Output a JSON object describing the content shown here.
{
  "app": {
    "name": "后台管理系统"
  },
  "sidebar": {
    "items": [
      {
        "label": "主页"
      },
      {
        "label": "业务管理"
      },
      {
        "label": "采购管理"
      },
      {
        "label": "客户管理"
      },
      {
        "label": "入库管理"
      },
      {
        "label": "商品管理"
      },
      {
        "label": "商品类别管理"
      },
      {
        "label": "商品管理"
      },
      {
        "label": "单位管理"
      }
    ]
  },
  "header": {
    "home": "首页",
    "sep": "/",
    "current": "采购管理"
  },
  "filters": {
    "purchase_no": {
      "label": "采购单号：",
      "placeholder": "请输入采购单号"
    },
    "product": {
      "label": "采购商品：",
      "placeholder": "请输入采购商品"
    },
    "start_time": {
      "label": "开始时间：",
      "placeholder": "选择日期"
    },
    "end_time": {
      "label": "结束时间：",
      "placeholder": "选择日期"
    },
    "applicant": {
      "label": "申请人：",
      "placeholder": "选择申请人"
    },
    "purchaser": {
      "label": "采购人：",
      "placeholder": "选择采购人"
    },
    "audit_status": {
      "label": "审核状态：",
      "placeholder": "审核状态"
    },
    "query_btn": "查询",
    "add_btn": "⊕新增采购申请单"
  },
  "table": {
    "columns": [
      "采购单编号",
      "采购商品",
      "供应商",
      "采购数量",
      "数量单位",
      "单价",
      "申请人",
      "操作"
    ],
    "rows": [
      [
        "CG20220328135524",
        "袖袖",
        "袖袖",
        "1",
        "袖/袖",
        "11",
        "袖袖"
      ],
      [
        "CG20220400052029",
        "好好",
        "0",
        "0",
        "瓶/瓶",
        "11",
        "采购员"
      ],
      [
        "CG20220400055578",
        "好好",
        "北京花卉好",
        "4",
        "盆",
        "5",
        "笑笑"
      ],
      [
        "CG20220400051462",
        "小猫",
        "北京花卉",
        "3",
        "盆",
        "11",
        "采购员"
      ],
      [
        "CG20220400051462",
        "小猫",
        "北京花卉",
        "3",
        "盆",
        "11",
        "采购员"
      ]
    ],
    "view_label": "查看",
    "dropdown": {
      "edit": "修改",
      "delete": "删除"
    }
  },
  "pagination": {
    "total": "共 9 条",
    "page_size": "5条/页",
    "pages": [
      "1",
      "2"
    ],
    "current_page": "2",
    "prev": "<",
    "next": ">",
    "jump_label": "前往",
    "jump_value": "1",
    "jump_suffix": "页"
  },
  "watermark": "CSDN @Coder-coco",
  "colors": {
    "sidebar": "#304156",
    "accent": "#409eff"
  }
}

**Work required:** Exactly as they are written, print the entries again.

**Complete response:**
Output a JSON object describing the content shown here.
{
  "app": {
    "name": "后台管理系统"
  },
  "sidebar": {
    "items": [
      {
        "label": "主页"
      },
      {
        "label": "业务管理"
      },
      {
        "label": "采购管理"
      },
      {
        "label": "客户管理"
      },
      {
        "label": "入库管理"
      },
      {
        "label": "商品管理"
      },
      {
        "label": "商品类别管理"
      },
      {
        "label": "商品管理"
      },
      {
        "label": "单位管理"
      }
    ]
  },
  "header": {
    "home": "首页",
    "sep": "/",
    "current": "采购管理"
  },
  "filters": {
    "purchase_no": {
      "label": "采购单号：",
      "placeholder": "请输入采购单号"
    },
    "product": {
      "label": "采购商品：",
      "placeholder": "请输入采购商品"
    },
    "start_time": {
      "label": "开始时间：",
      "placeholder": "选择日期"
    },
    "end_time": {
      "label": "结束时间：",
      "placeholder": "选择日期"
    },
    "applicant": {
      "label": "申请人：",
      "placeholder": "选择申请人"
    },
    "purchaser": {
      "label": "采购人：",
      "placeholder": "选择采购人"
    },
    "audit_status": {
      "label": "审核状态：",
      "placeholder": "审核状态"
    },
    "query_btn": "查询",
    "add_btn": "⊕新增采购申请单"
  },
  "table": {
    "columns": [
      "采购单编号",
      "采购商品",
      "供应商",
      "采购数量",
      "数量单位",
      "单价",
      "申请人",
      "操作"
    ],
    "rows": [
      [
        "CG20220328135524",
        "袖袖",
        "袖袖",
        "1",
        "袖/袖",
        "11",
        "袖袖"
      ],
      [
        "CG20220400052029",
        "好好",
        "0",
        "0",
        "瓶/瓶",
        "11",
        "采购员"
      ],
      [
        "CG20220400055578",
        "好好",
        "北京花卉好",
        "4",
        "盆",
        "5",
        "笑笑"
      ],
      [
        "CG20220400051462",
        "小猫",
        "北京花卉",
        "3",
        "盆",
        "11",
        "采购员"
      ],
      [
        "CG20220400051462",
        "小猫",
        "北京花卉",
        "3",
        "盆",
        "11",
        "采购员"
      ]
    ],
    "view_label": "查看",
    "dropdown": {
      "edit": "修改",
      "delete": "删除"
    }
  },
  "pagination": {
    "total": "共 9 条",
    "page_size": "5条/页",
    "pages": [
      "1",
      "2"
    ],
    "current_page": "2",
    "prev": "<",
    "next": ">",
    "jump_label": "前往",
    "jump_value": "1",
    "jump_suffix": "页"
  },
  "watermark": "CSDN @Coder-coco",
  "colors": {
    "sidebar": "#304156",
    "accent": "#409eff"
  }
}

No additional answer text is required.